Lines containing "Kelly" are to be counted. Report the count alone.

[Extracted records]
↓↓↓
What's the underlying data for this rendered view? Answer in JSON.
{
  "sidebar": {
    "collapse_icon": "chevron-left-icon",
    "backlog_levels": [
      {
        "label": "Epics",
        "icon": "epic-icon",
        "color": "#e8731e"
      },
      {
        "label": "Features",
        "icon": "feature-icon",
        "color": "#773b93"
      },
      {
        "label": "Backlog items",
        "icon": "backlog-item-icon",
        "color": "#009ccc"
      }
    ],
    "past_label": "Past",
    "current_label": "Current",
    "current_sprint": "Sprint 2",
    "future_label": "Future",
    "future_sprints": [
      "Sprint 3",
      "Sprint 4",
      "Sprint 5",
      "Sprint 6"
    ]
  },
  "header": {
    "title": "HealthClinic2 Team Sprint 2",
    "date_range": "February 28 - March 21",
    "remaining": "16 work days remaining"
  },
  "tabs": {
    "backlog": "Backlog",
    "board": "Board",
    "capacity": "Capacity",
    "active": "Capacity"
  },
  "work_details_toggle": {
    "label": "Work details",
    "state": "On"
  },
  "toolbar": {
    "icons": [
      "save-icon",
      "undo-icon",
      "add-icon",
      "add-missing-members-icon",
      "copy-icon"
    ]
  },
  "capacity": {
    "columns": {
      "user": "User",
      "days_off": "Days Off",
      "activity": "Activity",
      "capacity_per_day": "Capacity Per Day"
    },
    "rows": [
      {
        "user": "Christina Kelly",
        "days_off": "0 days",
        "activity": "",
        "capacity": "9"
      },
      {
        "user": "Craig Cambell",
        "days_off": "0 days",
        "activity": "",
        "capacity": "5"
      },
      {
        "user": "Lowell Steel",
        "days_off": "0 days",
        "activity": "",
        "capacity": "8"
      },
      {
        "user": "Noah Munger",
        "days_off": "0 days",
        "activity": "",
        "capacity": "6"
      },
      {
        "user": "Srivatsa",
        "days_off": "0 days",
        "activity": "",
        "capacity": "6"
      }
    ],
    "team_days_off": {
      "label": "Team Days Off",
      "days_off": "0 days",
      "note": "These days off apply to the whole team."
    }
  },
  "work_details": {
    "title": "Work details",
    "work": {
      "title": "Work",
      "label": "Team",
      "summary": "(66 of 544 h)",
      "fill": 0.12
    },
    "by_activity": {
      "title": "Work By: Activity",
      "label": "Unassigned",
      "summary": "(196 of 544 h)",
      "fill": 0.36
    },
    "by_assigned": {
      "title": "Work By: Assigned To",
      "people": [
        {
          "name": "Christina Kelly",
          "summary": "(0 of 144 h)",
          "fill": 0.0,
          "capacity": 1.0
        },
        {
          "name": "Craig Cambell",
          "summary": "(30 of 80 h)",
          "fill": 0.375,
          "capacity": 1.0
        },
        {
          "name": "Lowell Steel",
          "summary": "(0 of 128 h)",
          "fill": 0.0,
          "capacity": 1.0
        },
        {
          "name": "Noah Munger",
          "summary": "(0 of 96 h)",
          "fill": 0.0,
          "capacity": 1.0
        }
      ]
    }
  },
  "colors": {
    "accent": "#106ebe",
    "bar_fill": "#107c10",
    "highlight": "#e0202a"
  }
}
↑↑↑
Reply to the task:
2